Exercise set ▸
[1] In the interview with Haleh Banini, what was her first introduction to the field of psychology?
[2] Using the interview with Haleh Banini, explain why she left her hospital position to work exclusively in the Muslim community.
[3] Continue the interview with Haleh Banini from its final sentence.

Selected excerpt ▸
-=-=-=-=-
Haleh Banini is a clinical psychologist with over 10 years of experience in diagnosing mental and emotional disorders and administrating treatment. She has an Ijaza from Egypt in recitation of the Quran with tajweed and has studied with many renowned Islamic Scholars in America. She is the first female to host a program on Al Fajr TV with her show, With Haleh, where she uses both pyschology and Islam to help people overcome their challenges. She currently works as an international clinical psychologist as well as doing dawn though her weekly Islamic circles and her humanitarian work. She has given lectures in several countries and often writes for Muslimmatters.org.
| 1. How did you get started in psychology?
I was very fortunate with the family I had in my childhood. They made me feel very secure and confident which made me want to be a source of strength for others. All throughout school, people used to seek me out for advice and that came very naturally for me. My first introduction to the field of psychology was a course I took in the tenth grade. It was taught by a young energetic teacher who brought psychology to life for me.
|2. How do you blend psychology with Islam?
From my college years, I was very cautious with the knowledge I was receiving and liked to put in through an Islamic filter. Dawah and psychology are my two passions and they blend so perfectly together. The way I blend psychology and Islam is by taking the best of psychology and putting it in an Islamic framework
|3. Why do you feel that it’s important to include Islam with your career?
I feel that the ultimate cure comes from Allah and I like to help my clients realign with their creator. Muslims are in need of someone who can give them advice who understands their religion and culture and helps them use their religion to get through their problems. After getting some years of experience, I quit working at the hospital and focused on working exclusively in the Muslim community. At the time, I was the only Muslim therapist in Houston so there was definitely a need.
|4. How did the idea for your show come about?
I was giving lectures in Dubai for 2 ½ years and now Alhamdulillah here in Egypt, I have been giving lessons in my house every Friday during Juma’ prayers for almost five years. The ladies that attend my halaqa have expressed how much they had been affected positively by them. One of the ladies put me in touch with some producers at Al Fajr tv station and we prepared a pilot for them, which they loved. My show, With Haleh, was the first show to have a woman host on the channel. I included all the lectures from the lessons I have been giving.
-=-=-=-=-
Data excerpts ▸
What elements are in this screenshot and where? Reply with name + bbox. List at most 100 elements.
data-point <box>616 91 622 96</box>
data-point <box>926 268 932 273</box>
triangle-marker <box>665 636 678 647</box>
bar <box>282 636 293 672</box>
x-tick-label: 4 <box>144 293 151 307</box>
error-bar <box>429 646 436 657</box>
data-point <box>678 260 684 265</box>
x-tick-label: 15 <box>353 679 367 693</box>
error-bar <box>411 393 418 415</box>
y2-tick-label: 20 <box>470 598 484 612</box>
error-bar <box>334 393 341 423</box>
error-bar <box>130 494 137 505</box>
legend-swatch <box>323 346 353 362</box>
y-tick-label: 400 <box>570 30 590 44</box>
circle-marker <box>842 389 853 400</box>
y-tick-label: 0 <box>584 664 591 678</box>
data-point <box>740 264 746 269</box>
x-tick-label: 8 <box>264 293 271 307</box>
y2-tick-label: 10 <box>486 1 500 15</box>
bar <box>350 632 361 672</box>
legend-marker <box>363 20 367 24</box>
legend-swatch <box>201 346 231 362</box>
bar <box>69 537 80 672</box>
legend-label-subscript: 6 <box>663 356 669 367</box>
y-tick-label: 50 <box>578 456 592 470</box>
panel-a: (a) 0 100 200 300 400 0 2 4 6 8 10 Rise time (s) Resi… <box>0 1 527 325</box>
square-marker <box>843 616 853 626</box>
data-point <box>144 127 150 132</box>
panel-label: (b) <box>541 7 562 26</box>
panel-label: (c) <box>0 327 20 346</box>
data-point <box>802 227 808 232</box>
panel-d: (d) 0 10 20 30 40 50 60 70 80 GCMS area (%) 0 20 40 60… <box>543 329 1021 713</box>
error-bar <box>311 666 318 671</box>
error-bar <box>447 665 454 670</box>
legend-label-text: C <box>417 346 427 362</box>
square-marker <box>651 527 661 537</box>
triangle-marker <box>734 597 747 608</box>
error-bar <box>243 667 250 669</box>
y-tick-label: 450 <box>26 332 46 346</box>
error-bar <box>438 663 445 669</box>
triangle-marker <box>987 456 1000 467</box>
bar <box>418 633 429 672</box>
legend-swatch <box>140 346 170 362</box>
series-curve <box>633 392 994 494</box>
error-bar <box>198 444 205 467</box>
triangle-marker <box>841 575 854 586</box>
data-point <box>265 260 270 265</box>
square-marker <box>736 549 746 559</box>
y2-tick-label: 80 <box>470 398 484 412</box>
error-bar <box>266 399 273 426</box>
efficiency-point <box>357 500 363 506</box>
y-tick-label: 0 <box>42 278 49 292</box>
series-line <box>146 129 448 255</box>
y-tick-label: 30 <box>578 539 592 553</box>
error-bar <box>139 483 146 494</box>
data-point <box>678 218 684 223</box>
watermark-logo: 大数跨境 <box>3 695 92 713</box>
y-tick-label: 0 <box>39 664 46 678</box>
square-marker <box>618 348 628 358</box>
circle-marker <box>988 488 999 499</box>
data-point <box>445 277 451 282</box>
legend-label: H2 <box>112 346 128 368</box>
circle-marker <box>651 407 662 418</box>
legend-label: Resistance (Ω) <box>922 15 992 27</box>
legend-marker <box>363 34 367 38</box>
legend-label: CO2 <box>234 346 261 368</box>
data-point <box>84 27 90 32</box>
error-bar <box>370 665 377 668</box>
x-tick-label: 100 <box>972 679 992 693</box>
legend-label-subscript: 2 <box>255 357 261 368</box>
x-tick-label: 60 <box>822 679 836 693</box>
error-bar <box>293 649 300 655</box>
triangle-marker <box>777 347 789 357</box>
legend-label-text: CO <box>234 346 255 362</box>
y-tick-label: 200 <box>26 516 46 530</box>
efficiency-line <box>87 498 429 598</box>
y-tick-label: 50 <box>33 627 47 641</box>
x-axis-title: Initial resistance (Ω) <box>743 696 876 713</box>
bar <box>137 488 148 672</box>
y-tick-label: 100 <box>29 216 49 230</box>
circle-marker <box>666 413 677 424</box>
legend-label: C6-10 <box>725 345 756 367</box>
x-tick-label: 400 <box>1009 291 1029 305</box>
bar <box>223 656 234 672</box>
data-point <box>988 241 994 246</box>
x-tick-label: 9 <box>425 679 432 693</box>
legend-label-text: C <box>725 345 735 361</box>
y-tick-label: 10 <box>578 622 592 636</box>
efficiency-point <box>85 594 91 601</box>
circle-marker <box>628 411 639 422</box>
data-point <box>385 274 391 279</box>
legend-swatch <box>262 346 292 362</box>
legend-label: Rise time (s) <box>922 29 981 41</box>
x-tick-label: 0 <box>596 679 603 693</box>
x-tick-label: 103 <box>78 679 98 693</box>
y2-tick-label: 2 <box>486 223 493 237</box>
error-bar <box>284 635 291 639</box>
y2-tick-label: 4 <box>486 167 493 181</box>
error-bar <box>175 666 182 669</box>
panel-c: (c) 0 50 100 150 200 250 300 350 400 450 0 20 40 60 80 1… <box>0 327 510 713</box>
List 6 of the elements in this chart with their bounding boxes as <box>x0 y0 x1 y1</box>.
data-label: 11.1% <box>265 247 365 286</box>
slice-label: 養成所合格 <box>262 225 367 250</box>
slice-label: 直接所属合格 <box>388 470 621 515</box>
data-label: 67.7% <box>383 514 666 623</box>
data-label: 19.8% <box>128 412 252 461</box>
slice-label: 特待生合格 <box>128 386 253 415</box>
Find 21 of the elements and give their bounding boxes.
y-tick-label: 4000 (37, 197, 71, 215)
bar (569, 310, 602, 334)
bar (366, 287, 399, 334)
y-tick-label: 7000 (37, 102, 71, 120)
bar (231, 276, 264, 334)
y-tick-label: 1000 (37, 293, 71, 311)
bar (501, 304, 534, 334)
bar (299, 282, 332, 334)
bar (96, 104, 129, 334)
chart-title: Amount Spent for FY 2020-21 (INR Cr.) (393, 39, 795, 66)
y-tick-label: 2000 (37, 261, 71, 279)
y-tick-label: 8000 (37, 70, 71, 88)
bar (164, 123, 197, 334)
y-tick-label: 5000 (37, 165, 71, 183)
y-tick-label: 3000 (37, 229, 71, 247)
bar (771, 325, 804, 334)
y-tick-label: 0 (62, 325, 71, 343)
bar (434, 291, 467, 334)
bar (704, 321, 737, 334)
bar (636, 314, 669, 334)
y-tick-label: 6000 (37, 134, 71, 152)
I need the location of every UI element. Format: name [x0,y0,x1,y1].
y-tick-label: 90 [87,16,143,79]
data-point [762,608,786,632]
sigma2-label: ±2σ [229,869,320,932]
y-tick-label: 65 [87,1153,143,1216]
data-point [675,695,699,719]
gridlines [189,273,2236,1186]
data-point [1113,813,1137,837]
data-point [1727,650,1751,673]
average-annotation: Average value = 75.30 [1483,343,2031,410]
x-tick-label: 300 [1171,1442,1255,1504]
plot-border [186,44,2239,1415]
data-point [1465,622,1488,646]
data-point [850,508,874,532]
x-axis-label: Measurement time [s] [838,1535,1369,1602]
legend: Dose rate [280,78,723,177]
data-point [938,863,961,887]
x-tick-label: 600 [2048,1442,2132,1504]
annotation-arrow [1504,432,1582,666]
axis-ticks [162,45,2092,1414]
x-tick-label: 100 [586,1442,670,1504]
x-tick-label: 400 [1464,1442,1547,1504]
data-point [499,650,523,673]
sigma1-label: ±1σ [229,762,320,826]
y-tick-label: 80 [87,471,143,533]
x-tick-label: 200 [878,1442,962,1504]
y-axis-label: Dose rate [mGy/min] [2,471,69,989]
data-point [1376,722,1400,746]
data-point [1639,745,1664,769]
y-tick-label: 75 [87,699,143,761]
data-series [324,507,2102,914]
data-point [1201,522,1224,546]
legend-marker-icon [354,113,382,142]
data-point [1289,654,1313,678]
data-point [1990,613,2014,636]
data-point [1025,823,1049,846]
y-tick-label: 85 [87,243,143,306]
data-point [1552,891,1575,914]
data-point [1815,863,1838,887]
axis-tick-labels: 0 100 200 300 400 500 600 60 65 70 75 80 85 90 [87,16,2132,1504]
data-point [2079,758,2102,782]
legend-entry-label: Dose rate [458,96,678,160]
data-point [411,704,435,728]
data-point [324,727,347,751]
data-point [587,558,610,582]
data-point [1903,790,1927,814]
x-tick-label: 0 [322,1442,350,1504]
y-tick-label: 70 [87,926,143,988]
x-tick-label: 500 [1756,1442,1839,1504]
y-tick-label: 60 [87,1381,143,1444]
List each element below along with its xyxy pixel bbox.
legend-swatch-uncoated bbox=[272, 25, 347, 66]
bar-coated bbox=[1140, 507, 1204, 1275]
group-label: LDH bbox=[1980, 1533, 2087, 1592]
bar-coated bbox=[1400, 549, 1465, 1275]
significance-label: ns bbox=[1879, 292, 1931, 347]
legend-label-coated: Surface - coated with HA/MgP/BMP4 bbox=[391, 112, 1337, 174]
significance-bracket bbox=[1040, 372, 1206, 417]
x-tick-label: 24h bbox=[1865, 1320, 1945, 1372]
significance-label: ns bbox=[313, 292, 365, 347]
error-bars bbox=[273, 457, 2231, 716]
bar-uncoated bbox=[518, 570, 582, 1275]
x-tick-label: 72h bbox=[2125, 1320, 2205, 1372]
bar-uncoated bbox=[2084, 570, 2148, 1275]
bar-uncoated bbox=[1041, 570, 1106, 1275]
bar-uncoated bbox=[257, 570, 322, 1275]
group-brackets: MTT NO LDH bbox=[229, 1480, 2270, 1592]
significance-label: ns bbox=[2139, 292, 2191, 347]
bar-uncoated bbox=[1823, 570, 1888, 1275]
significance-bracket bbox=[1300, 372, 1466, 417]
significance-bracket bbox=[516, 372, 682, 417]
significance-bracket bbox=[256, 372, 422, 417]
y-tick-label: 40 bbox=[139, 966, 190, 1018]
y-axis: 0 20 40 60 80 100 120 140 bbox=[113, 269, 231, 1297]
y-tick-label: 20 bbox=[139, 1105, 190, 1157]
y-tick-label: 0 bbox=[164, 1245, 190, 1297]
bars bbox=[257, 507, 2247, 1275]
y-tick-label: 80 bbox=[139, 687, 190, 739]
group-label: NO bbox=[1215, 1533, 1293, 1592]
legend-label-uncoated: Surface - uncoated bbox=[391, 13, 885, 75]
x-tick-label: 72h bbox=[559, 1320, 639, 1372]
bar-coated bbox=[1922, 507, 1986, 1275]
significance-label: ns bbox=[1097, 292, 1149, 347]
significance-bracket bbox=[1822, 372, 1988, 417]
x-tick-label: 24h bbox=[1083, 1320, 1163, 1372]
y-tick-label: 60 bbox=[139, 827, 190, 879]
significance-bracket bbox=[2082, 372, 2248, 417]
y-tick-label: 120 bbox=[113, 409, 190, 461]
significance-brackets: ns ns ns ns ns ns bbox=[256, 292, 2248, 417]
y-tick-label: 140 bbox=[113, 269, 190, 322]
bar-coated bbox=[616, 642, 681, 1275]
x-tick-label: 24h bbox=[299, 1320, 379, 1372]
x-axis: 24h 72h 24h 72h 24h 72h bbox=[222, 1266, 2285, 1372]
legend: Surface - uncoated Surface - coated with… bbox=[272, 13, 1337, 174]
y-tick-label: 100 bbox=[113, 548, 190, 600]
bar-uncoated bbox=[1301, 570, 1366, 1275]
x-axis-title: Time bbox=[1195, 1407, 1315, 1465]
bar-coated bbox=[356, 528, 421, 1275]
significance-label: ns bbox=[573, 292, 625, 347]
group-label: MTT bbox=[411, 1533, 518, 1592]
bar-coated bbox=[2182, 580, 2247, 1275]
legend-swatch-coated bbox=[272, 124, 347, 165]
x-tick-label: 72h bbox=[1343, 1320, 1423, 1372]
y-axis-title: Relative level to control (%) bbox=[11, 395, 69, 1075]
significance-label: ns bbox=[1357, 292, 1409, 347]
-=-=-=-=-
Answers given ▸
[1] Her first introduction was a psychology course she took in the tenth grade.

[2] She states that Muslims need someone who understands their religion and culture and who can help them use their religion to get through their problems. At the time she was the only Muslim therapist in Houston, so there was clearly a need.

[3]
|5. What other shows or projects are you working on for the near future?
Currently I am setting up some very exciting webinars about effective communication, conflict resolution and living in harmony with your spouse. I will be doing a parenting series to assist parents with positive discipline, bringing out the best in your teenagers and establishing long lasting bonds of friendship with your children.
|6. What advice do you have for other Muslim women who are interested in this field?
I highly encourage it for two reasons. The first is that it is really needed in our Muslim communities and there is a lack of individuals in this field. It would be a way for you to participate in helping this umma. The second reason is that is an extremely gratifying career that helps people and helps you to enhance your own life, whether it be in your marriage, socially or as a parent.
|7. How do you balance being a wife and mother with your career?
I always feel that my roles as a wife and mother are the number one priority. Nothing infringes on that. When you make your household a priority, it becomes easier to balance everything else. I make sure I am not over committing, hiring help when I need it, spending time with my family each day and making each member of my family feel like they are a priority.
|8. What do you think are some of the biggest issues we need to address in our communities?
In the Islamic community specifically, there is a problem with finding an Islamic identity, which can affect a lot of the choices that are made in a person’s life. Other problems include marital issues and parenting ineffectively. Some issues that are present in both the Muslim communities and other communities in general are self-esteem issues, eating disorders, depression, recognizing ADHD and being proactive versus giving in to helplessness.
|9. What differences have you seen working in the US versus working in Cairo? In what ways can one use Islam when dealing with a difficult situation?
There is a difference when it comes to commitment and the approach to therapy. It’s still a bit of a new concept in the Middle East to seek help and ask for it and few people do it. Of the few that do, many of them want an instant cure, which is not possible. Many of my clients now are international clients, from Europe, America, and the Middle East, whom I do Skype therapy with.
|10. In what ways can one use Islam when dealing with a difficult situation?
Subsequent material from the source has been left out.